Il tuo obiettivo ▸ Prosegui il testo sulla scuola al tempo del Covid a partire dalla sua ultima frase.

Riflessioni sulla scuola al tempo del Covid

di Carmen Roselli

Esattamente settant’anni fa Piero Calamandrei scriveva: “Quando vi viene in mente di domandarvi quali sono gli organi costituzionali, a tutti voi verrà naturale la risposta: sono le Camere, la Camera dei deputati, il Senato, il Presidente della Repubblica, la magistratura: ma non vi verrà in mente di considerare fra questi organi anche la scuola, la quale invece è un organo vitale della democrazia come noi la concepiamo. Se si dovesse fare un paragone tra l’organismo costituzionale e l’organismo umano, si dovrebbe dire che la scuola corrisponde a quegli organi che nell’organismo umano hanno la funzione di creare il sangue. Gli organi ematopoietici, quelli da cui parte il sangue che rinnova giornalmente tutti gli altri organi, che porta a tutti gli altri organi, giornalmente, battito per battito, la rinnovazione e la vita”.
Parole che, oggi più che mai, dovrebbero risuonare in tutta la loro potenza, offrendo prima a chi decide sulla, e poi a chi opera nella scuola, una prospettiva di pensiero e di progetto che si fondi sul peso specifico di ciò che è in discussione.

Dati mostrati ▸
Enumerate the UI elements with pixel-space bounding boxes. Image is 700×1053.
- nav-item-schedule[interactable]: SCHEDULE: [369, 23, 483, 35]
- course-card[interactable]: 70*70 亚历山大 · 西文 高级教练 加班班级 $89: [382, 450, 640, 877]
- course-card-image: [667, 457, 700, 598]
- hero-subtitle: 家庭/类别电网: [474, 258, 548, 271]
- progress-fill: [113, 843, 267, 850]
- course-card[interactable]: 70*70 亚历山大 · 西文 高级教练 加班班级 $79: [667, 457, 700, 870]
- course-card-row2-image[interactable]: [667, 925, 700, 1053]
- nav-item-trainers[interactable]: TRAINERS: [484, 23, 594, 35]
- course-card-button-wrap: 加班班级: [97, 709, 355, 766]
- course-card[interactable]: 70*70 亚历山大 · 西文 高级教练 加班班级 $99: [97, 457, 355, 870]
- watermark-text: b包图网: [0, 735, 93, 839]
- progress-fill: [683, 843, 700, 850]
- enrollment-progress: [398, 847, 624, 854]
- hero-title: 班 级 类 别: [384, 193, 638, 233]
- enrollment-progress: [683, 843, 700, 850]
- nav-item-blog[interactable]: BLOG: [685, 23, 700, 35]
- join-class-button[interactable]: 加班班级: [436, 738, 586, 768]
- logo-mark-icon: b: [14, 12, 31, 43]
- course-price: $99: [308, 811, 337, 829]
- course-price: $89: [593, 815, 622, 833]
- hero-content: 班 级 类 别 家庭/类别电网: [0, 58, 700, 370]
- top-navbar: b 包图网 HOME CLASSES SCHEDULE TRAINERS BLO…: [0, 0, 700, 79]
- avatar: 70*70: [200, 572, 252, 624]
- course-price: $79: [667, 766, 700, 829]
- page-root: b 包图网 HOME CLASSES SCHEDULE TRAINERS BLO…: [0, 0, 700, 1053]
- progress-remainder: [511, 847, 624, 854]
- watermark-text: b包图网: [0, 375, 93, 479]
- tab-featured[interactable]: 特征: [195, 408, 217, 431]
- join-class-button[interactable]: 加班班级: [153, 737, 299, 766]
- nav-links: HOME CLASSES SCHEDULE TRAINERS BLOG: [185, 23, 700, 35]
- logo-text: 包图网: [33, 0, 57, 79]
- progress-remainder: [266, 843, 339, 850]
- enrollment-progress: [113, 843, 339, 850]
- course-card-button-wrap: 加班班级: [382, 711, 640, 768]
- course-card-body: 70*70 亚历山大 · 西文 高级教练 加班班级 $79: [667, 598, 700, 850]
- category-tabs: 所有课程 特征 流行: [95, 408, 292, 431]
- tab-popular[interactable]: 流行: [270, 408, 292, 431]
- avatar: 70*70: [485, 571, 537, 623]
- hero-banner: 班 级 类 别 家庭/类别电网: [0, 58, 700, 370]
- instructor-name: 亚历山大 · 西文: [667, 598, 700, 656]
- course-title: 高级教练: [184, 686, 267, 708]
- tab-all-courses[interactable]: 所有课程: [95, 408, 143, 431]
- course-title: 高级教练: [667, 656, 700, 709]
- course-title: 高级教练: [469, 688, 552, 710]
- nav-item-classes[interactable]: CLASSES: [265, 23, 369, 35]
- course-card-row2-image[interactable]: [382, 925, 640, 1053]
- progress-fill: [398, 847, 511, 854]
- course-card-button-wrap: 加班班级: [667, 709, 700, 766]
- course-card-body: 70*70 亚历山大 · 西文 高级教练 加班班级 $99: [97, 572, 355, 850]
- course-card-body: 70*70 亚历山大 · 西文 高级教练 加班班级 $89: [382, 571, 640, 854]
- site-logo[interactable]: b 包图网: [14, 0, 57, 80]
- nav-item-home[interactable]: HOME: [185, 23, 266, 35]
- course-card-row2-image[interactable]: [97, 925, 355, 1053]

Risposta ▸
La tecnologia, da intendersi come fecondo connubio tra scienza e tecnica , già da tempo parte integrante della vita delle persone, ha mostrato un risvolto quasi “salvifico” rispetto ad alcuni servizi essenziali: non può dubitarsi del fatto che in una situazione di emergenza pandemica e al netto delle tante difficoltà, prima di tutto di accesso, poi tecniche e di contenuto, è solo grazie alla tecnologia che è stato possibile garantire una certa continuità al servizio educativo, pur pagando, anche questo è un dato, un costo, anche alto, in termini di pieno rendimento.

La sfida di tener in vita la scuola, pur nella chiusura delle scuole, facendo ricorso in maniera improvvisa, drastica ed esclusiva a una offerta formativa a distanza su tutto il territorio nazionale e per le scuole di ogni ordine e grado, ha trovato – e continua a trovare – risposte diverse, in alcuni casi purtroppo molto diverse, dovute certamente a significative differenze sul piano dell’accesso alla rete da parte degli utenti, in questo caso alunni, al diverso grado di conoscenza delle tecnologie da parte dei docenti, ma anche a una inevitabile impreparazione mentale e di spirito che tutti noi abbiamo dovuto scontare una volta scaraventati in una dimensione dell’esistenza del tutto sconosciuta.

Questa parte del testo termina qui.